- GOAL OF THE EXERCISE
Go through the records and extract every line with the word "name".

Extracts from a graphics dataset
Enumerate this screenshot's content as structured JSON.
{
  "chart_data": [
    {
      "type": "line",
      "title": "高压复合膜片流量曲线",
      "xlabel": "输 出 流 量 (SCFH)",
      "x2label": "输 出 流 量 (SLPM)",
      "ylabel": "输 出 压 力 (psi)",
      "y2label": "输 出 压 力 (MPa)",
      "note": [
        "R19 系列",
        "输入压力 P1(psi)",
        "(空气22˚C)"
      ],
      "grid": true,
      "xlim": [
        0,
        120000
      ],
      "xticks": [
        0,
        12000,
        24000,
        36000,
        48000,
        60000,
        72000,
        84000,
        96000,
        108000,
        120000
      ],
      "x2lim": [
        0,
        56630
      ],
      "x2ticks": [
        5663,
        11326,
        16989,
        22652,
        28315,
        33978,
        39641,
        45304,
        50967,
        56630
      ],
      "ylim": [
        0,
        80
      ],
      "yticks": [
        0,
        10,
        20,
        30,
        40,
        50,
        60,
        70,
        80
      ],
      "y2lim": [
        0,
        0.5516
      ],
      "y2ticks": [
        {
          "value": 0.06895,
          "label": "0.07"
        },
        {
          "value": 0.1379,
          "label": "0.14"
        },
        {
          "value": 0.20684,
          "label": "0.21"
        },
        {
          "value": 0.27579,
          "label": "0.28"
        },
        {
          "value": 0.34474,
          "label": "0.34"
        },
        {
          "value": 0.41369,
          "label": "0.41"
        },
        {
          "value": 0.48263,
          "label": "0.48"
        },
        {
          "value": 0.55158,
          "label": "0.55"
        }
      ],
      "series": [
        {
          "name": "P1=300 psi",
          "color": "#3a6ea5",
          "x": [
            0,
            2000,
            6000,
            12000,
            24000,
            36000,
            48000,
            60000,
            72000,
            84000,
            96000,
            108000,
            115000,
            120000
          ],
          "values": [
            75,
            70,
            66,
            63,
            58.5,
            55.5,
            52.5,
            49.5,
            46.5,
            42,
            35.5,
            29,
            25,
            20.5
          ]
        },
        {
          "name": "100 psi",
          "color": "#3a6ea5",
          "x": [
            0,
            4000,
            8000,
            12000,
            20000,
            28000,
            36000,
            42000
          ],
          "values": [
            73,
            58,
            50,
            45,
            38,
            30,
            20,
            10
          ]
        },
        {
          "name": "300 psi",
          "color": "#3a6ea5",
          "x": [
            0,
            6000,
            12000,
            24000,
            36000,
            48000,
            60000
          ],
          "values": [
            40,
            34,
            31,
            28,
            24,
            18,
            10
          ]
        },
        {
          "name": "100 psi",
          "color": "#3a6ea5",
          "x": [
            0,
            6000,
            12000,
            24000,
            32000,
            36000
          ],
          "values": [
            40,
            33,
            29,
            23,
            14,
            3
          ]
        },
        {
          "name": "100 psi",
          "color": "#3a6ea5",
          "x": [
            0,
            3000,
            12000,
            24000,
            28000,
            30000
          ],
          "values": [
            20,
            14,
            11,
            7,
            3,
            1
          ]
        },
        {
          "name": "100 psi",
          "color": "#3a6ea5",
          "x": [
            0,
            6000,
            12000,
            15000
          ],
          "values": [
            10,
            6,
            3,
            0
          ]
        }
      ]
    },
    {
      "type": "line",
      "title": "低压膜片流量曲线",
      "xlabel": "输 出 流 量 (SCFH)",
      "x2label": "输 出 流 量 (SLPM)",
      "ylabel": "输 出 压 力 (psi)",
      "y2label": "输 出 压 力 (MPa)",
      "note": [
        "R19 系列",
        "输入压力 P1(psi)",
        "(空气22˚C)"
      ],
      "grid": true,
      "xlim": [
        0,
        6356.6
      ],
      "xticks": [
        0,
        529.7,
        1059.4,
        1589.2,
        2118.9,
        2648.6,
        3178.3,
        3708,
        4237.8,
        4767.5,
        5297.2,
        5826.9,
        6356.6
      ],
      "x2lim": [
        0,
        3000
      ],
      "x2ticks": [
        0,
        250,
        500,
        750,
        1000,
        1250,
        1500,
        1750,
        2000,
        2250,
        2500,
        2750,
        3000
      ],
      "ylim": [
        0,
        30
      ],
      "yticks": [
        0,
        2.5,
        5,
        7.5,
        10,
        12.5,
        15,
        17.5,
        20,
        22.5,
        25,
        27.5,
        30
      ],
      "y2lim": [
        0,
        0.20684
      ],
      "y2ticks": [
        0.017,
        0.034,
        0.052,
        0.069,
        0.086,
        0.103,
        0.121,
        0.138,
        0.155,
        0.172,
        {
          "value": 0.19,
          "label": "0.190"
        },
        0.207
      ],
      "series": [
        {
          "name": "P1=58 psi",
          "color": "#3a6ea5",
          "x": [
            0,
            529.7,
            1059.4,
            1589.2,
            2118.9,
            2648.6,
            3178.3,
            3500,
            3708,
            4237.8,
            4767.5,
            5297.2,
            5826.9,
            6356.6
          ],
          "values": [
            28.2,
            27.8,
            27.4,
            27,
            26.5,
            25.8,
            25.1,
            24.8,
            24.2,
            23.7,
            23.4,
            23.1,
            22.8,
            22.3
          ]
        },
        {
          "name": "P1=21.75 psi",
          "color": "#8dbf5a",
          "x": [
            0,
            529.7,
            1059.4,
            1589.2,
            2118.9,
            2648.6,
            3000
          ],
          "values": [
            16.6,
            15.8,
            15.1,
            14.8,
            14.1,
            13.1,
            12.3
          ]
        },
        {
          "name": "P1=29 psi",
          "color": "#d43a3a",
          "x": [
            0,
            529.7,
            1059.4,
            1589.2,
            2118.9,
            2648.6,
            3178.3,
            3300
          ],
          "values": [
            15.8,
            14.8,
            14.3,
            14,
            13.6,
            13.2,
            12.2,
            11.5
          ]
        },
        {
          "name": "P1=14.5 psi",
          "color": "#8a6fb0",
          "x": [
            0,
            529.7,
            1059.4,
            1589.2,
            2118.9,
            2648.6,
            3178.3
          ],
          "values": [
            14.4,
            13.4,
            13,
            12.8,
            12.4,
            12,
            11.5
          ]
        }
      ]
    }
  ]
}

- ANSWER TO THE EXERCISE
          "name": "P1=300 psi",
          "name": "100 psi",
          "name": "300 psi",
          "name": "100 psi",
          "name": "100 psi",
          "name": "100 psi",
          "name": "P1=58 psi",
          "name": "P1=21.75 psi",
          "name": "P1=29 psi",
          "name": "P1=14.5 psi",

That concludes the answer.